> _TASK TO CARRY OUT_
Could you copy out all the lines in the material below where the word "Corpus" occurs?

> _TASK INPUTS_
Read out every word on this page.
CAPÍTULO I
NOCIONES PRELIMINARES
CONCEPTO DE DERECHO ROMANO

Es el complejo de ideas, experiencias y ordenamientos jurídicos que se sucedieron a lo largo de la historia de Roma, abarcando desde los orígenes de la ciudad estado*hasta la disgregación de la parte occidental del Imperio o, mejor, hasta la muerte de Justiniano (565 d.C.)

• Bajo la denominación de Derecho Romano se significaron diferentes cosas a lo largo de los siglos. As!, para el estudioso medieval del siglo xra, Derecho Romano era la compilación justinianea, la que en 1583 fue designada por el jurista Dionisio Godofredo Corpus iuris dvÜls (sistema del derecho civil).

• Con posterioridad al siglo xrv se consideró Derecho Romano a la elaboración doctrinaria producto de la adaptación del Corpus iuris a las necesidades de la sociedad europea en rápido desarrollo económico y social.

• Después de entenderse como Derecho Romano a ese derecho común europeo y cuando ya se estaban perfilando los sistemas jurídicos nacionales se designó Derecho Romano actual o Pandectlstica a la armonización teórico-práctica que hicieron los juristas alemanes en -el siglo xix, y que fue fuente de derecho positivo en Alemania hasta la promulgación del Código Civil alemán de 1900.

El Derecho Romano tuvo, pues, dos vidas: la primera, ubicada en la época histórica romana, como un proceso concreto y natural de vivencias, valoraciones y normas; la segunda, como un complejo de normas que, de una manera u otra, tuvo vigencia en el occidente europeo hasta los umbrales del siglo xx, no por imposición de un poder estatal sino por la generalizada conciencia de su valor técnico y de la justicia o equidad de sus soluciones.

> _WRITTEN ANSWER_
• Bajo la denominación de Derecho Romano se significaron diferentes cosas a lo largo de los siglos. As!, para el estudioso medieval del siglo xra, Derecho Romano era la compilación justinianea, la que en 1583 fue designada por el jurista Dionisio Godofredo Corpus iuris dvÜls (sistema del derecho civil).
• Con posterioridad al siglo xrv se consideró Derecho Romano a la elaboración doctrinaria producto de la adaptación del Corpus iuris a las necesidades de la sociedad europea en rápido desarrollo económico y social.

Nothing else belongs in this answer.